* What is required *
Each line of the data that includes the string "Radio" is to be copied out.

* Dataset rows *
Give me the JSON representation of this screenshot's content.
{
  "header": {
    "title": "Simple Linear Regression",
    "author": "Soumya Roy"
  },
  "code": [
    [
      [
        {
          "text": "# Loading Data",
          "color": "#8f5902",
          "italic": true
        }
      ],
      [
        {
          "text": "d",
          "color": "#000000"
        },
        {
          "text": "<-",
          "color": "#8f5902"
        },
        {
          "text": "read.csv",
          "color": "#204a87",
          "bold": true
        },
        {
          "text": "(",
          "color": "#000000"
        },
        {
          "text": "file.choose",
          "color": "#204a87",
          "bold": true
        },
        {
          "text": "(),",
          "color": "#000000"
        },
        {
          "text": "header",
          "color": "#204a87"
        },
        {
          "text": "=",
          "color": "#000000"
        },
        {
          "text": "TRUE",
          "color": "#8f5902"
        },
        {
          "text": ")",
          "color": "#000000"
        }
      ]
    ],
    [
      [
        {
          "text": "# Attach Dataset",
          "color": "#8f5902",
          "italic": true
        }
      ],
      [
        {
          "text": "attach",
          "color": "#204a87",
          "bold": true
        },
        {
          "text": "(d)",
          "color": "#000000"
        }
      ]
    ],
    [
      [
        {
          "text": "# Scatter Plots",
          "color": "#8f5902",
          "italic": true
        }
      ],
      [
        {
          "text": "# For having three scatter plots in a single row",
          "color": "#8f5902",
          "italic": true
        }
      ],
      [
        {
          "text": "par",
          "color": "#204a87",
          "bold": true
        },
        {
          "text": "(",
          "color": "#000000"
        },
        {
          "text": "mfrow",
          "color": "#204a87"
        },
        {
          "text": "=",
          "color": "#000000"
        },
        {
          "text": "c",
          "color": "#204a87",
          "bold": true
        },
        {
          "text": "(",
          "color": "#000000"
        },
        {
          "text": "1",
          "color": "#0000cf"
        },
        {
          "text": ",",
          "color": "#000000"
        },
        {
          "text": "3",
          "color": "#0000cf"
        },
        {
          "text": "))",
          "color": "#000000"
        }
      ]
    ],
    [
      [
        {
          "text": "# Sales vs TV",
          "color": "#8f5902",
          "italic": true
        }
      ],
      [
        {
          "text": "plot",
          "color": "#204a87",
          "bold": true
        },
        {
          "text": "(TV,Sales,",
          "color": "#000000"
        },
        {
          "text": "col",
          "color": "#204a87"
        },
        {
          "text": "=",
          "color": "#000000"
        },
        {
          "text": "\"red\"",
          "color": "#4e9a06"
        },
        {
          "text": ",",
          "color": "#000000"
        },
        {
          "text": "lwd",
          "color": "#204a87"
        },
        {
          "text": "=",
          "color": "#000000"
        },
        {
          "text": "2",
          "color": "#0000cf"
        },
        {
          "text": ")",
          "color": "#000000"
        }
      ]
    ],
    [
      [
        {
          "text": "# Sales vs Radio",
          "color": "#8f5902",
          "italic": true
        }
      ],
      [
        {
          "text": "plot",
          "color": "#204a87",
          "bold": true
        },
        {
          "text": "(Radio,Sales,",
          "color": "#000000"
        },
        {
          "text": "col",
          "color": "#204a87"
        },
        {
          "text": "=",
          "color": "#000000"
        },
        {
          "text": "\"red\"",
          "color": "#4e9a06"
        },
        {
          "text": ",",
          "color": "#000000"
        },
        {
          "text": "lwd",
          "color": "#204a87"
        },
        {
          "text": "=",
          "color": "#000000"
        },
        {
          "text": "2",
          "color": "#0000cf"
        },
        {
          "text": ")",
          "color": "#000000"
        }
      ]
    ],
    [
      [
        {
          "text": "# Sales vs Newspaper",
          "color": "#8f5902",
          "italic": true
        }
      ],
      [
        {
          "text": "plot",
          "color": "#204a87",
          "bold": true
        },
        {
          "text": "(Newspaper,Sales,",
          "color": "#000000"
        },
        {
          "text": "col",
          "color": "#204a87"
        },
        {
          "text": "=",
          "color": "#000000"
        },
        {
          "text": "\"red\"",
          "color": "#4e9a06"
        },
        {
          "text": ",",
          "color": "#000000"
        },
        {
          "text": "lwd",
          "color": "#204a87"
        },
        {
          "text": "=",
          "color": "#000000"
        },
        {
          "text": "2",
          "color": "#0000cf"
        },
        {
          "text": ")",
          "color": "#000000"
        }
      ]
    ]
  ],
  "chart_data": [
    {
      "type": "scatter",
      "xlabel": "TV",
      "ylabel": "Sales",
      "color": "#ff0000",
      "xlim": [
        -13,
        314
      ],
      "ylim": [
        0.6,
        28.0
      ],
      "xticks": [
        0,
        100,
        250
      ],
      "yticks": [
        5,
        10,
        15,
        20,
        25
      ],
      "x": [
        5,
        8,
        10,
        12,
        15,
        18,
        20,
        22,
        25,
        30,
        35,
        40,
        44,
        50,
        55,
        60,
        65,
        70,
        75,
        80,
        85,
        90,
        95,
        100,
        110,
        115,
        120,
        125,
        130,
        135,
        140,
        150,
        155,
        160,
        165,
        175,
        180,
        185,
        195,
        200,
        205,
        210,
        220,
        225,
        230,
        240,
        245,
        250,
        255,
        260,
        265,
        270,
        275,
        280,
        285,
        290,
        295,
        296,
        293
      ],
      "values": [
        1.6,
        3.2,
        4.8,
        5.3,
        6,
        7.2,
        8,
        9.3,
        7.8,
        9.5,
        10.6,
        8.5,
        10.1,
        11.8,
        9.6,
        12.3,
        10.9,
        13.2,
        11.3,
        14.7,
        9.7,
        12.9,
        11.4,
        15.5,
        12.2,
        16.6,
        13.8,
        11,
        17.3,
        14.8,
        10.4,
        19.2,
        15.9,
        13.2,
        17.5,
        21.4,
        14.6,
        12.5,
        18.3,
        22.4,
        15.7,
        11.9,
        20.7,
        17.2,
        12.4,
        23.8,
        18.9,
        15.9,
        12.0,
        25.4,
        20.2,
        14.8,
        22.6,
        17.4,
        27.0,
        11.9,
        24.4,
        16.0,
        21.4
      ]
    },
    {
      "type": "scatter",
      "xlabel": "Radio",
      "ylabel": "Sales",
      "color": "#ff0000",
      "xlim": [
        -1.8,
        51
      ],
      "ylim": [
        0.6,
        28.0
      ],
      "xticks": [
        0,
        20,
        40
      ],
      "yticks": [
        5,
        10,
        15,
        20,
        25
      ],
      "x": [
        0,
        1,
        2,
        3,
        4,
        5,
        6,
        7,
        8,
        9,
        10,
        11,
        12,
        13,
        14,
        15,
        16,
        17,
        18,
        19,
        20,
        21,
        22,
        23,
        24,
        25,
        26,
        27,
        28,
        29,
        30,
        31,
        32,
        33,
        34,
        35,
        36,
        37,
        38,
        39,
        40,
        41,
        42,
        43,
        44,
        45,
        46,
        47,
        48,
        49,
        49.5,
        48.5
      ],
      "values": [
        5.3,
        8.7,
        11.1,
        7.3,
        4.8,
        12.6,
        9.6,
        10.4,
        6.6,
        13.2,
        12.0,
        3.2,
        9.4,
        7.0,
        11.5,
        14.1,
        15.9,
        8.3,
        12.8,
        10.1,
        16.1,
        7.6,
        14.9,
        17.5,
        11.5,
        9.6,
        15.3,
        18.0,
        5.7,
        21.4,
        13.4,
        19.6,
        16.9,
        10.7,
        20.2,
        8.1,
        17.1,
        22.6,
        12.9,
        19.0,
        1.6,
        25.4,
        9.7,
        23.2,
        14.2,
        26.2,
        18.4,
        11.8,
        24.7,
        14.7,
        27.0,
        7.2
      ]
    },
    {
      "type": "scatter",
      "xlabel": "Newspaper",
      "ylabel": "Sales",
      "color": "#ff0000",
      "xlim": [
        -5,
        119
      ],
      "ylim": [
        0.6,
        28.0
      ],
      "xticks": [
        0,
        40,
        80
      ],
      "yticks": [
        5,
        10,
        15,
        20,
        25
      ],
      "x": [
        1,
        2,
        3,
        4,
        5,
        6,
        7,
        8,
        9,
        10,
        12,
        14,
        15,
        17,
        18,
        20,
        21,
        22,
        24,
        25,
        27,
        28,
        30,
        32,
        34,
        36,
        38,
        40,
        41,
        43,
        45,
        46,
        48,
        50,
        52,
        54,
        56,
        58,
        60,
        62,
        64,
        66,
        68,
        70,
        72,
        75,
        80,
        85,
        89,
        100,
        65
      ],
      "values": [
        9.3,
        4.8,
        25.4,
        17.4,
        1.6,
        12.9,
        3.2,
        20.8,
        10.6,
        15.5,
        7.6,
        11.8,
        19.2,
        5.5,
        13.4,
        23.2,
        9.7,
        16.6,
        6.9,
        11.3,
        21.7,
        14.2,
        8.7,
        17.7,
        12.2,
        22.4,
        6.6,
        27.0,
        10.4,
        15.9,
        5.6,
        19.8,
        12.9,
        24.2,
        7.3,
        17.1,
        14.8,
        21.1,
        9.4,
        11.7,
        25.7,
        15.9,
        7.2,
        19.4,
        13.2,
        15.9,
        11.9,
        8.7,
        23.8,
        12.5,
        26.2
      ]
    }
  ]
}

* Written solution *
          "text": "# Sales vs Radio",
          "text": "(Radio,Sales,",
      "xlabel": "Radio",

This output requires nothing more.